# Short task
Which lines in the records below contain the word "sums"? Copy each one out.

<<<<

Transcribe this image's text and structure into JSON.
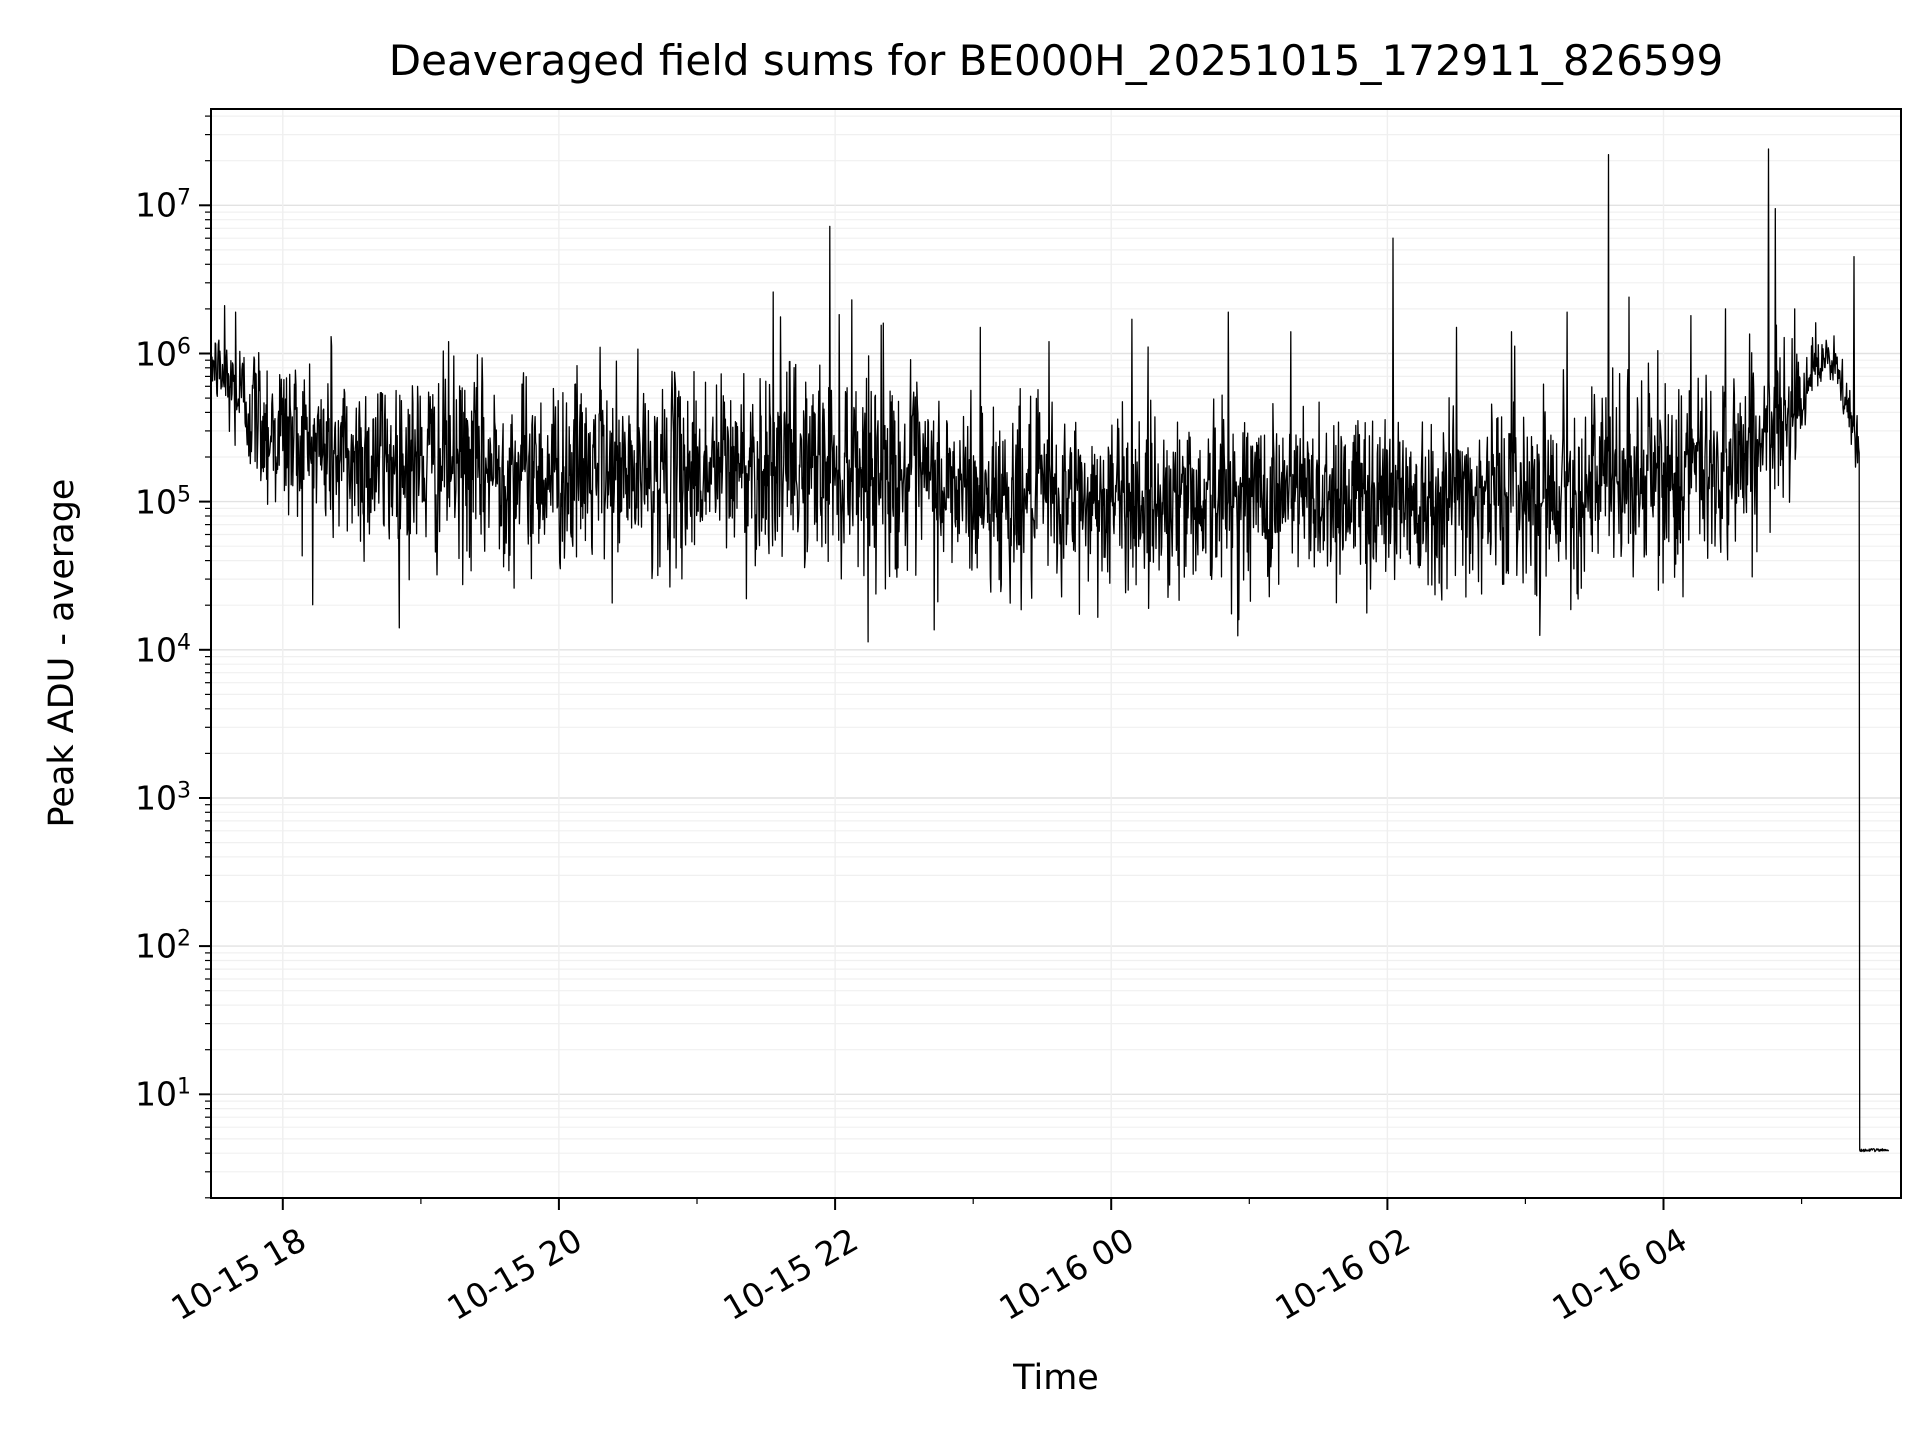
{
  "chart_data": {
    "type": "line",
    "title": "Deaveraged field sums for BE000H_20251015_172911_826599",
    "xlabel": "Time",
    "ylabel": "Peak ADU - average",
    "yscale": "log",
    "grid": "on",
    "line_color": "#000000",
    "x_range_hours": [
      17.48,
      29.72
    ],
    "ylim_log10": [
      0.3,
      7.65
    ],
    "x_ticks": [
      {
        "t": 18,
        "label": "10-15 18"
      },
      {
        "t": 20,
        "label": "10-15 20"
      },
      {
        "t": 22,
        "label": "10-15 22"
      },
      {
        "t": 24,
        "label": "10-16 00"
      },
      {
        "t": 26,
        "label": "10-16 02"
      },
      {
        "t": 28,
        "label": "10-16 04"
      }
    ],
    "x_minor_ticks": [
      19,
      21,
      23,
      25,
      27,
      29
    ],
    "y_tick_exponents": [
      1,
      2,
      3,
      4,
      5,
      6,
      7
    ],
    "series_name": "field sums",
    "n_points": 3200,
    "noise_seed": 12345,
    "envelope_log10": [
      [
        17.48,
        5.95,
        0.1
      ],
      [
        17.6,
        5.8,
        0.18
      ],
      [
        17.9,
        5.5,
        0.28
      ],
      [
        18.4,
        5.3,
        0.32
      ],
      [
        19.5,
        5.22,
        0.32
      ],
      [
        20.5,
        5.18,
        0.3
      ],
      [
        21.5,
        5.25,
        0.33
      ],
      [
        22.2,
        5.25,
        0.34
      ],
      [
        22.8,
        5.08,
        0.32
      ],
      [
        23.6,
        5.0,
        0.3
      ],
      [
        24.5,
        5.02,
        0.3
      ],
      [
        25.5,
        5.05,
        0.3
      ],
      [
        26.5,
        5.05,
        0.3
      ],
      [
        27.4,
        5.1,
        0.31
      ],
      [
        28.3,
        5.2,
        0.36
      ],
      [
        28.8,
        5.45,
        0.28
      ],
      [
        29.1,
        5.92,
        0.1
      ],
      [
        29.22,
        5.95,
        0.08
      ],
      [
        29.32,
        5.7,
        0.12
      ],
      [
        29.4,
        5.35,
        0.1
      ],
      [
        29.42,
        5.3,
        0.05
      ]
    ],
    "spikes": [
      [
        17.58,
        2100000
      ],
      [
        17.66,
        1900000
      ],
      [
        18.35,
        1300000
      ],
      [
        19.2,
        1200000
      ],
      [
        20.3,
        1100000
      ],
      [
        21.55,
        2600000
      ],
      [
        21.96,
        7200000
      ],
      [
        22.12,
        2300000
      ],
      [
        22.35,
        1600000
      ],
      [
        23.05,
        1500000
      ],
      [
        23.55,
        1200000
      ],
      [
        24.15,
        1700000
      ],
      [
        24.85,
        1900000
      ],
      [
        25.3,
        1400000
      ],
      [
        26.04,
        6000000
      ],
      [
        26.5,
        1500000
      ],
      [
        26.9,
        1400000
      ],
      [
        27.3,
        1900000
      ],
      [
        27.6,
        22000000
      ],
      [
        27.75,
        2400000
      ],
      [
        28.2,
        1800000
      ],
      [
        28.45,
        2000000
      ],
      [
        28.76,
        24000000
      ],
      [
        28.81,
        9500000
      ],
      [
        28.95,
        2000000
      ],
      [
        29.38,
        4500000
      ]
    ],
    "dropout": {
      "time": 29.42,
      "value": 4.2,
      "end": 29.63
    }
  }
}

>>>>

# Answer below
    "title": "Deaveraged field sums for BE000H_20251015_172911_826599",
    "series_name": "field sums",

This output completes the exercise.